-- START OF DATASET EXCERPTS --
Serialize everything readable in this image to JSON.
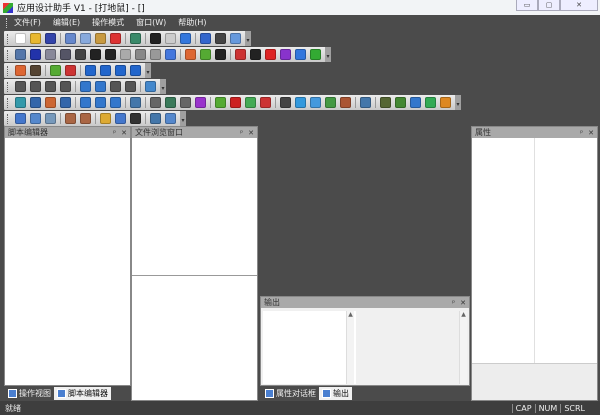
{
  "window": {
    "title": "应用设计助手 V1 - [打地鼠] - []",
    "minimize": "▭",
    "maximize": "▢",
    "close": "✕"
  },
  "menu": [
    {
      "label": "文件(F)"
    },
    {
      "label": "编辑(E)"
    },
    {
      "label": "操作模式"
    },
    {
      "label": "窗口(W)"
    },
    {
      "label": "帮助(H)"
    }
  ],
  "toolbars": [
    [
      "new-file:#fff",
      "open-folder:#e8b830",
      "save:#3344aa",
      "|",
      "cut:#6688cc",
      "copy:#88aadd",
      "paste:#c89a40",
      "delete:#dd3333",
      "|",
      "refresh:#3a8a6a",
      "|",
      "pointer:#222",
      "grid:#ccc",
      "chart:#3377dd",
      "|",
      "help:#3366cc",
      "device:#444",
      "image:#6699dd"
    ],
    [
      "form:#5577aa",
      "b2-text:#2233aa",
      "label:#889",
      "abc-text:#556",
      "checkbox:#444",
      "st-text:#222",
      "edit-text:#222",
      "slider:#aaa",
      "button:#888",
      "panel:#999",
      "dots:#4477dd",
      "|",
      "palette:#dd6633",
      "check:#55aa33",
      "l-text:#222",
      "|",
      "stop:#cc3333",
      "one:#222",
      "two:#dd2222",
      "three:#8833cc",
      "four:#3377dd",
      "five:#33aa33"
    ],
    [
      "palette:#dd6633",
      "person:#554433",
      "|",
      "check:#55aa33",
      "cancel:#cc3333",
      "|",
      "play:#2266cc",
      "pause:#2266cc",
      "stop-square:#2266cc",
      "loop:#2266cc"
    ],
    [
      "align-left:#555",
      "align-right:#555",
      "align-top:#555",
      "align-bottom:#555",
      "|",
      "space-h:#3377cc",
      "space-v:#3377cc",
      "size-w:#555",
      "size-h:#555",
      "|",
      "layout:#4488cc"
    ],
    [
      "globe:#3399aa",
      "arrows:#3366aa",
      "stack:#cc6633",
      "db:#3366aa",
      "|",
      "info:#3377cc",
      "circle:#3377cc",
      "circle2:#3377cc",
      "|",
      "upload:#4477aa",
      "|",
      "move:#666",
      "rotate:#3a7a5a",
      "frame:#666",
      "curve:#9933cc",
      "|",
      "check:#55aa33",
      "rgb:#cc2222",
      "landscape:#44aa55",
      "cross-image:#cc3333",
      "|",
      "cloud:#444",
      "folder-blue:#3399dd",
      "waves:#4499dd",
      "monitor:#449944",
      "tools:#aa5533",
      "|",
      "link:#4477aa",
      "|",
      "tank:#556633",
      "turtle:#448833",
      "down:#3377cc",
      "target:#33aa55",
      "square-orange:#dd8822"
    ],
    [
      "red-add-1:#4477cc",
      "red-add-2:#5588cc",
      "red-add-3:#7799bb",
      "|",
      "red-add-4:#aa6644",
      "red-add-5:#aa6644",
      "|",
      "red-add-6:#ddaa33",
      "red-add-7:#4477cc",
      "red-add-8:#333",
      "|",
      "red-add-9:#4477aa",
      "red-add-10:#5588cc"
    ]
  ],
  "panels": {
    "script_editor": {
      "title": "脚本编辑器",
      "pin": "ᵖ",
      "close": "✕"
    },
    "file_browser": {
      "title": "文件浏览窗口",
      "pin": "ᵖ",
      "close": "✕"
    },
    "properties": {
      "title": "属性",
      "pin": "ᵖ",
      "close": "✕"
    },
    "output": {
      "title": "输出",
      "pin": "ᵖ",
      "close": "✕"
    }
  },
  "left_tabs": [
    {
      "label": "操作视图"
    },
    {
      "label": "脚本编辑器",
      "active": true
    }
  ],
  "bottom_tabs": [
    {
      "label": "属性对话框"
    },
    {
      "label": "输出",
      "active": true
    }
  ],
  "status": {
    "text": "就绪",
    "indicators": [
      "CAP",
      "NUM",
      "SCRL"
    ]
  }
}
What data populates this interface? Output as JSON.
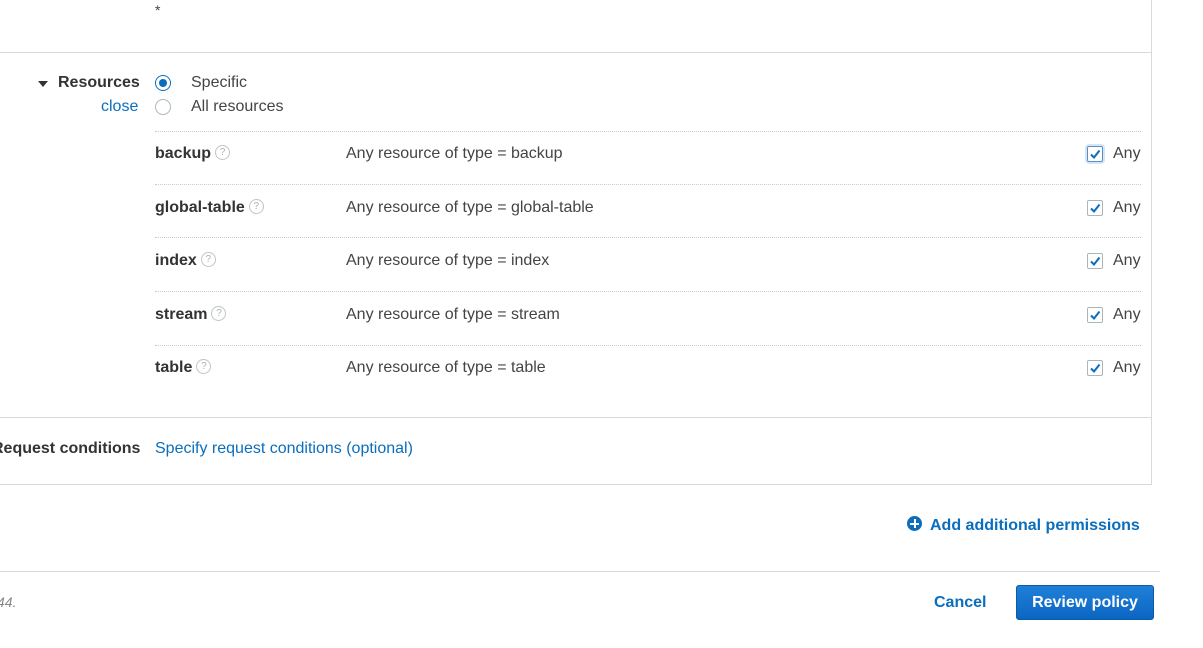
{
  "top": {
    "asterisk": "*"
  },
  "resources": {
    "label": "Resources",
    "close_link": "close",
    "options": [
      {
        "label": "Specific",
        "selected": true
      },
      {
        "label": "All resources",
        "selected": false
      }
    ],
    "help_glyph": "?",
    "rows": [
      {
        "name": "backup",
        "description": "Any resource of type = backup",
        "any_checked": true,
        "any_label": "Any"
      },
      {
        "name": "global-table",
        "description": "Any resource of type = global-table",
        "any_checked": true,
        "any_label": "Any"
      },
      {
        "name": "index",
        "description": "Any resource of type = index",
        "any_checked": true,
        "any_label": "Any"
      },
      {
        "name": "stream",
        "description": "Any resource of type = stream",
        "any_checked": true,
        "any_label": "Any"
      },
      {
        "name": "table",
        "description": "Any resource of type = table",
        "any_checked": true,
        "any_label": "Any"
      }
    ]
  },
  "request_conditions": {
    "label": "Request conditions",
    "link": "Specify request conditions (optional)"
  },
  "add_permissions": {
    "label": "Add additional permissions"
  },
  "footer": {
    "note": "44.",
    "cancel_label": "Cancel",
    "review_label": "Review policy"
  },
  "colors": {
    "accent": "#0a6ebd",
    "primary_button": "#0b66c2",
    "border": "#d5dbdb"
  }
}
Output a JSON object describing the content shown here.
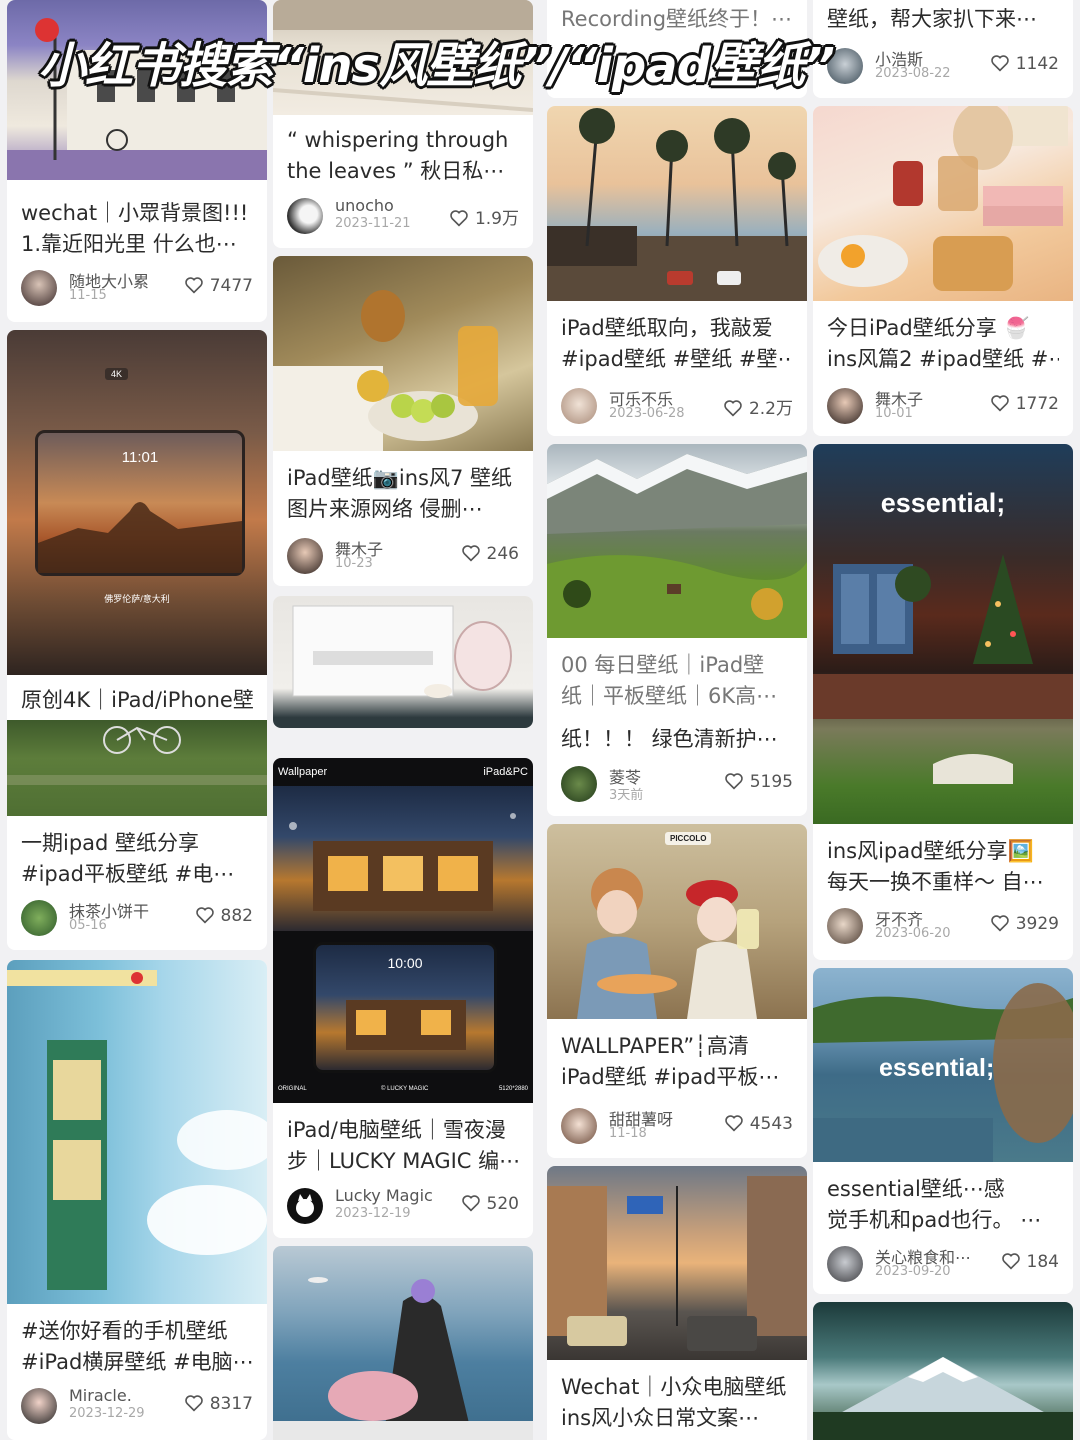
-- END OF DATASET EXCERPTS --
● **WHAT YOU WILL DO**: Skip every picture and transcribe the data above exactly.

● **EXERCISE SOLUTION**:
Serialize everything readable in this image to JSON.
{
  "window": {
    "title": "应用设计助手 V1 - [打地鼠] - []",
    "minimize": "▭",
    "maximize": "▢",
    "close": "✕"
  },
  "menu": [
    {
      "label": "文件(F)"
    },
    {
      "label": "编辑(E)"
    },
    {
      "label": "操作模式"
    },
    {
      "label": "窗口(W)"
    },
    {
      "label": "帮助(H)"
    }
  ],
  "toolbars": [
    [
      "new-file:#fff",
      "open-folder:#e8b830",
      "save:#3344aa",
      "|",
      "cut:#6688cc",
      "copy:#88aadd",
      "paste:#c89a40",
      "delete:#dd3333",
      "|",
      "refresh:#3a8a6a",
      "|",
      "pointer:#222",
      "grid:#ccc",
      "chart:#3377dd",
      "|",
      "help:#3366cc",
      "device:#444",
      "image:#6699dd"
    ],
    [
      "form:#5577aa",
      "b2-text:#2233aa",
      "label:#889",
      "abc-text:#556",
      "checkbox:#444",
      "st-text:#222",
      "edit-text:#222",
      "slider:#aaa",
      "button:#888",
      "panel:#999",
      "dots:#4477dd",
      "|",
      "palette:#dd6633",
      "check:#55aa33",
      "l-text:#222",
      "|",
      "stop:#cc3333",
      "one:#222",
      "two:#dd2222",
      "three:#8833cc",
      "four:#3377dd",
      "five:#33aa33"
    ],
    [
      "palette:#dd6633",
      "person:#554433",
      "|",
      "check:#55aa33",
      "cancel:#cc3333",
      "|",
      "play:#2266cc",
      "pause:#2266cc",
      "stop-square:#2266cc",
      "loop:#2266cc"
    ],
    [
      "align-left:#555",
      "align-right:#555",
      "align-top:#555",
      "align-bottom:#555",
      "|",
      "space-h:#3377cc",
      "space-v:#3377cc",
      "size-w:#555",
      "size-h:#555",
      "|",
      "layout:#4488cc"
    ],
    [
      "globe:#3399aa",
      "arrows:#3366aa",
      "stack:#cc6633",
      "db:#3366aa",
      "|",
      "info:#3377cc",
      "circle:#3377cc",
      "circle2:#3377cc",
      "|",
      "upload:#4477aa",
      "|",
      "move:#666",
      "rotate:#3a7a5a",
      "frame:#666",
      "curve:#9933cc",
      "|",
      "check:#55aa33",
      "rgb:#cc2222",
      "landscape:#44aa55",
      "cross-image:#cc3333",
      "|",
      "cloud:#444",
      "folder-blue:#3399dd",
      "waves:#4499dd",
      "monitor:#449944",
      "tools:#aa5533",
      "|",
      "link:#4477aa",
      "|",
      "tank:#556633",
      "turtle:#448833",
      "down:#3377cc",
      "target:#33aa55",
      "square-orange:#dd8822"
    ],
    [
      "red-add-1:#4477cc",
      "red-add-2:#5588cc",
      "red-add-3:#7799bb",
      "|",
      "red-add-4:#aa6644",
      "red-add-5:#aa6644",
      "|",
      "red-add-6:#ddaa33",
      "red-add-7:#4477cc",
      "red-add-8:#333",
      "|",
      "red-add-9:#4477aa",
      "red-add-10:#5588cc"
    ]
  ],
  "panels": {
    "script_editor": {
      "title": "脚本编辑器",
      "pin": "ᵖ",
      "close": "✕"
    },
    "file_browser": {
      "title": "文件浏览窗口",
      "pin": "ᵖ",
      "close": "✕"
    },
    "properties": {
      "title": "属性",
      "pin": "ᵖ",
      "close": "✕"
    },
    "output": {
      "title": "输出",
      "pin": "ᵖ",
      "close": "✕"
    }
  },
  "left_tabs": [
    {
      "label": "操作视图"
    },
    {
      "label": "脚本编辑器",
      "active": true
    }
  ],
  "bottom_tabs": [
    {
      "label": "属性对话框"
    },
    {
      "label": "输出",
      "active": true
    }
  ],
  "status": {
    "text": "就绪",
    "indicators": [
      "CAP",
      "NUM",
      "SCRL"
    ]
  }
}
What data populates this interface? Output as JSON.
{
  "top": {
    "asterisk": "*"
  },
  "resources": {
    "label": "Resources",
    "close_link": "close",
    "options": [
      {
        "label": "Specific",
        "selected": true
      },
      {
        "label": "All resources",
        "selected": false
      }
    ],
    "help_glyph": "?",
    "rows": [
      {
        "name": "backup",
        "description": "Any resource of type = backup",
        "any_checked": true,
        "any_label": "Any"
      },
      {
        "name": "global-table",
        "description": "Any resource of type = global-table",
        "any_checked": true,
        "any_label": "Any"
      },
      {
        "name": "index",
        "description": "Any resource of type = index",
        "any_checked": true,
        "any_label": "Any"
      },
      {
        "name": "stream",
        "description": "Any resource of type = stream",
        "any_checked": true,
        "any_label": "Any"
      },
      {
        "name": "table",
        "description": "Any resource of type = table",
        "any_checked": true,
        "any_label": "Any"
      }
    ]
  },
  "request_conditions": {
    "label": "Request conditions",
    "link": "Specify request conditions (optional)"
  },
  "add_permissions": {
    "label": "Add additional permissions"
  },
  "footer": {
    "note": "44.",
    "cancel_label": "Cancel",
    "review_label": "Review policy"
  },
  "colors": {
    "accent": "#0a6ebd",
    "primary_button": "#0b66c2",
    "border": "#d5dbdb"
  }
}
Output a JSON object describing the content shown here.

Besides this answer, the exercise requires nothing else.